**TASK:**
Reproduce every one of the lines below without changing anything.

Data listing
● ● ●
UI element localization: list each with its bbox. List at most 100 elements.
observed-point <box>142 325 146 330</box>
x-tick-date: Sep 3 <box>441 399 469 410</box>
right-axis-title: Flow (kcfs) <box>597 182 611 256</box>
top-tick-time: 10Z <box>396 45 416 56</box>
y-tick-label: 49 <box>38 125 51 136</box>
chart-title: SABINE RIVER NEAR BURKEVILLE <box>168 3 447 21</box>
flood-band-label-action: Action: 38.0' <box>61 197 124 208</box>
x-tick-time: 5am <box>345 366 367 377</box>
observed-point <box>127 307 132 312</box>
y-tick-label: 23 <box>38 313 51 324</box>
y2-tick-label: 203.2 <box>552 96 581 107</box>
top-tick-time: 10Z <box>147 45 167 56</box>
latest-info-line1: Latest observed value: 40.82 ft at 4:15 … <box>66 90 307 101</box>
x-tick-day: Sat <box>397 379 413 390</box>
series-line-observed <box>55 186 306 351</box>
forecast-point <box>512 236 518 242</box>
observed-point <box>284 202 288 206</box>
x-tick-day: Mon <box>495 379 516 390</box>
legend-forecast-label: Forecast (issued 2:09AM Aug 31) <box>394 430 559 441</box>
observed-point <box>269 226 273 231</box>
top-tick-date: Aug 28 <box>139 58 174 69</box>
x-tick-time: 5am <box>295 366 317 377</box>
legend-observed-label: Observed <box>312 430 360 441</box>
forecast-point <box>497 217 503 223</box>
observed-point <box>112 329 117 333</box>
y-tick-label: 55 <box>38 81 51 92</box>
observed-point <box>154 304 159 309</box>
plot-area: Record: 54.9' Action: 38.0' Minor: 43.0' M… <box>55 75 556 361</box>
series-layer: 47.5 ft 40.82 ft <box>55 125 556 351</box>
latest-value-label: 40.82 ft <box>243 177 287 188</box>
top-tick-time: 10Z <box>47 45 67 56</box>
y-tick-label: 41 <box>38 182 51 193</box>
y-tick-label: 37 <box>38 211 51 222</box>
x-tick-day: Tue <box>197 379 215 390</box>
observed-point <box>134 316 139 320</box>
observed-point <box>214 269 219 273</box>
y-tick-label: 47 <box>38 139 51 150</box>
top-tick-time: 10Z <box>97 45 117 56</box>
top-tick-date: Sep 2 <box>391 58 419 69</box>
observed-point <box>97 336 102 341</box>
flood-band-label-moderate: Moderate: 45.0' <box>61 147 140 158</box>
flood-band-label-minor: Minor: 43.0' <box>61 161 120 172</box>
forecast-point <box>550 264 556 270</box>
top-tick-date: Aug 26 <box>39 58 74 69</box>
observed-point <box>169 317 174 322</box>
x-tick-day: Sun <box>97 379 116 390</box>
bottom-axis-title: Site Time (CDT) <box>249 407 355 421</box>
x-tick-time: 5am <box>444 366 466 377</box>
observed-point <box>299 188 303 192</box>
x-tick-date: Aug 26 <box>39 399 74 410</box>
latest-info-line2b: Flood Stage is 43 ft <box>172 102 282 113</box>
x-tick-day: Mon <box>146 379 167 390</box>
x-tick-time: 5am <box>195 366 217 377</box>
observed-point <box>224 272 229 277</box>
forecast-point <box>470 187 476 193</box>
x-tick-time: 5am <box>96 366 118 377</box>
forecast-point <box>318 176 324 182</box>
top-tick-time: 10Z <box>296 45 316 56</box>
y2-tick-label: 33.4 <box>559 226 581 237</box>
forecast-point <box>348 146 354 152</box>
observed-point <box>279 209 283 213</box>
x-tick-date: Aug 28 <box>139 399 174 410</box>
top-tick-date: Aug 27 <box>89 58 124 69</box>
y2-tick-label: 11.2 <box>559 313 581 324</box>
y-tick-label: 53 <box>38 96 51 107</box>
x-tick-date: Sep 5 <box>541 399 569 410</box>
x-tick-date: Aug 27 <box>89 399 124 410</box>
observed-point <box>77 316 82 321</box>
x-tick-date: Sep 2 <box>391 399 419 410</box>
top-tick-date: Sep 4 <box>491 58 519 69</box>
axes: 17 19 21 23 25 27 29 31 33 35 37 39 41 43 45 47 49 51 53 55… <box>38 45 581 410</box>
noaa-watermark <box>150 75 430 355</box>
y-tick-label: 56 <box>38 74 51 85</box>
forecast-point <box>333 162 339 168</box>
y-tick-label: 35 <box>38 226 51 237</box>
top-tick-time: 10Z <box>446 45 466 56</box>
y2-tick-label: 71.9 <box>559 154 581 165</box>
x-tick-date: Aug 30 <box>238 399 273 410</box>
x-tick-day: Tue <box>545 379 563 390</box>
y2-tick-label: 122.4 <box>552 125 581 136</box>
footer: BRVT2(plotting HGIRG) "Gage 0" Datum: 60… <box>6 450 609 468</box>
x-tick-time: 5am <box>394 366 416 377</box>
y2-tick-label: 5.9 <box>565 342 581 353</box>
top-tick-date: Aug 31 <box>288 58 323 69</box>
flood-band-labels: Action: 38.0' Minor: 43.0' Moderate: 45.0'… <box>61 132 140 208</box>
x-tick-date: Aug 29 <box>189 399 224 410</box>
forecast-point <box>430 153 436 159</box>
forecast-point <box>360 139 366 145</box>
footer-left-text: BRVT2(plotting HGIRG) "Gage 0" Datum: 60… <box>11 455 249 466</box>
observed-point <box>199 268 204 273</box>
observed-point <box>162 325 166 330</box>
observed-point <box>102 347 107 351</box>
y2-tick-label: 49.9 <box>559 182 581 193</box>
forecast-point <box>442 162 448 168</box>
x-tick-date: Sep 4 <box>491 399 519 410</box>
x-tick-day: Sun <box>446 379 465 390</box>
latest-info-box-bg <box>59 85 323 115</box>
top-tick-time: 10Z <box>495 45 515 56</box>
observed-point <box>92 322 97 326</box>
● ● ●
**RESULT BELOW:**
UI element localization: list each with its bbox. List at most 100 elements.
observed-point <box>142 325 146 330</box>
x-tick-date: Sep 3 <box>441 399 469 410</box>
right-axis-title: Flow (kcfs) <box>597 182 611 256</box>
top-tick-time: 10Z <box>396 45 416 56</box>
y-tick-label: 49 <box>38 125 51 136</box>
chart-title: SABINE RIVER NEAR BURKEVILLE <box>168 3 447 21</box>
flood-band-label-action: Action: 38.0' <box>61 197 124 208</box>
x-tick-time: 5am <box>345 366 367 377</box>
observed-point <box>127 307 132 312</box>
y-tick-label: 23 <box>38 313 51 324</box>
y2-tick-label: 203.2 <box>552 96 581 107</box>
top-tick-time: 10Z <box>147 45 167 56</box>
latest-info-line1: Latest observed value: 40.82 ft at 4:15 … <box>66 90 307 101</box>
x-tick-day: Sat <box>397 379 413 390</box>
series-line-observed <box>55 186 306 351</box>
forecast-point <box>512 236 518 242</box>
observed-point <box>284 202 288 206</box>
x-tick-day: Mon <box>495 379 516 390</box>
legend-forecast-label: Forecast (issued 2:09AM Aug 31) <box>394 430 559 441</box>
observed-point <box>269 226 273 231</box>
top-tick-date: Aug 28 <box>139 58 174 69</box>
x-tick-time: 5am <box>295 366 317 377</box>
legend-observed-label: Observed <box>312 430 360 441</box>
forecast-point <box>497 217 503 223</box>
observed-point <box>112 329 117 333</box>
y-tick-label: 55 <box>38 81 51 92</box>
observed-point <box>154 304 159 309</box>
plot-area: Record: 54.9' Action: 38.0' Minor: 43.0' M… <box>55 75 556 361</box>
series-layer: 47.5 ft 40.82 ft <box>55 125 556 351</box>
latest-value-label: 40.82 ft <box>243 177 287 188</box>
top-tick-time: 10Z <box>47 45 67 56</box>
y-tick-label: 41 <box>38 182 51 193</box>
y-tick-label: 37 <box>38 211 51 222</box>
x-tick-day: Tue <box>197 379 215 390</box>
observed-point <box>134 316 139 320</box>
observed-point <box>214 269 219 273</box>
y-tick-label: 47 <box>38 139 51 150</box>
top-tick-time: 10Z <box>97 45 117 56</box>
top-tick-date: Sep 2 <box>391 58 419 69</box>
observed-point <box>97 336 102 341</box>
flood-band-label-moderate: Moderate: 45.0' <box>61 147 140 158</box>
flood-band-label-minor: Minor: 43.0' <box>61 161 120 172</box>
forecast-point <box>550 264 556 270</box>
top-tick-date: Aug 26 <box>39 58 74 69</box>
observed-point <box>169 317 174 322</box>
x-tick-day: Sun <box>97 379 116 390</box>
bottom-axis-title: Site Time (CDT) <box>249 407 355 421</box>
x-tick-time: 5am <box>444 366 466 377</box>
observed-point <box>299 188 303 192</box>
x-tick-date: Aug 26 <box>39 399 74 410</box>
latest-info-line2b: Flood Stage is 43 ft <box>172 102 282 113</box>
x-tick-day: Mon <box>146 379 167 390</box>
x-tick-time: 5am <box>195 366 217 377</box>
observed-point <box>224 272 229 277</box>
forecast-point <box>470 187 476 193</box>
x-tick-time: 5am <box>96 366 118 377</box>
forecast-point <box>318 176 324 182</box>
top-tick-time: 10Z <box>296 45 316 56</box>
y2-tick-label: 33.4 <box>559 226 581 237</box>
forecast-point <box>348 146 354 152</box>
observed-point <box>279 209 283 213</box>
x-tick-date: Aug 28 <box>139 399 174 410</box>
top-tick-date: Aug 27 <box>89 58 124 69</box>
y2-tick-label: 11.2 <box>559 313 581 324</box>
y-tick-label: 53 <box>38 96 51 107</box>
x-tick-date: Sep 5 <box>541 399 569 410</box>
x-tick-date: Aug 27 <box>89 399 124 410</box>
observed-point <box>77 316 82 321</box>
x-tick-date: Sep 2 <box>391 399 419 410</box>
top-tick-date: Sep 4 <box>491 58 519 69</box>
axes: 17 19 21 23 25 27 29 31 33 35 37 39 41 43 45 47 49 51 53 55… <box>38 45 581 410</box>
noaa-watermark <box>150 75 430 355</box>
y-tick-label: 56 <box>38 74 51 85</box>
forecast-point <box>333 162 339 168</box>
y-tick-label: 35 <box>38 226 51 237</box>
top-tick-time: 10Z <box>446 45 466 56</box>
y2-tick-label: 71.9 <box>559 154 581 165</box>
x-tick-date: Aug 30 <box>238 399 273 410</box>
x-tick-day: Tue <box>545 379 563 390</box>
y2-tick-label: 122.4 <box>552 125 581 136</box>
footer: BRVT2(plotting HGIRG) "Gage 0" Datum: 60… <box>6 450 609 468</box>
x-tick-time: 5am <box>394 366 416 377</box>
y2-tick-label: 5.9 <box>565 342 581 353</box>
top-tick-date: Aug 31 <box>288 58 323 69</box>
flood-band-labels: Action: 38.0' Minor: 43.0' Moderate: 45.0'… <box>61 132 140 208</box>
x-tick-date: Aug 29 <box>189 399 224 410</box>
forecast-point <box>430 153 436 159</box>
forecast-point <box>360 139 366 145</box>
footer-left-text: BRVT2(plotting HGIRG) "Gage 0" Datum: 60… <box>11 455 249 466</box>
observed-point <box>199 268 204 273</box>
observed-point <box>162 325 166 330</box>
observed-point <box>102 347 107 351</box>
y2-tick-label: 49.9 <box>559 182 581 193</box>
forecast-point <box>442 162 448 168</box>
x-tick-date: Sep 4 <box>491 399 519 410</box>
x-tick-day: Sun <box>446 379 465 390</box>
latest-info-box-bg <box>59 85 323 115</box>
top-tick-time: 10Z <box>495 45 515 56</box>
observed-point <box>92 322 97 326</box>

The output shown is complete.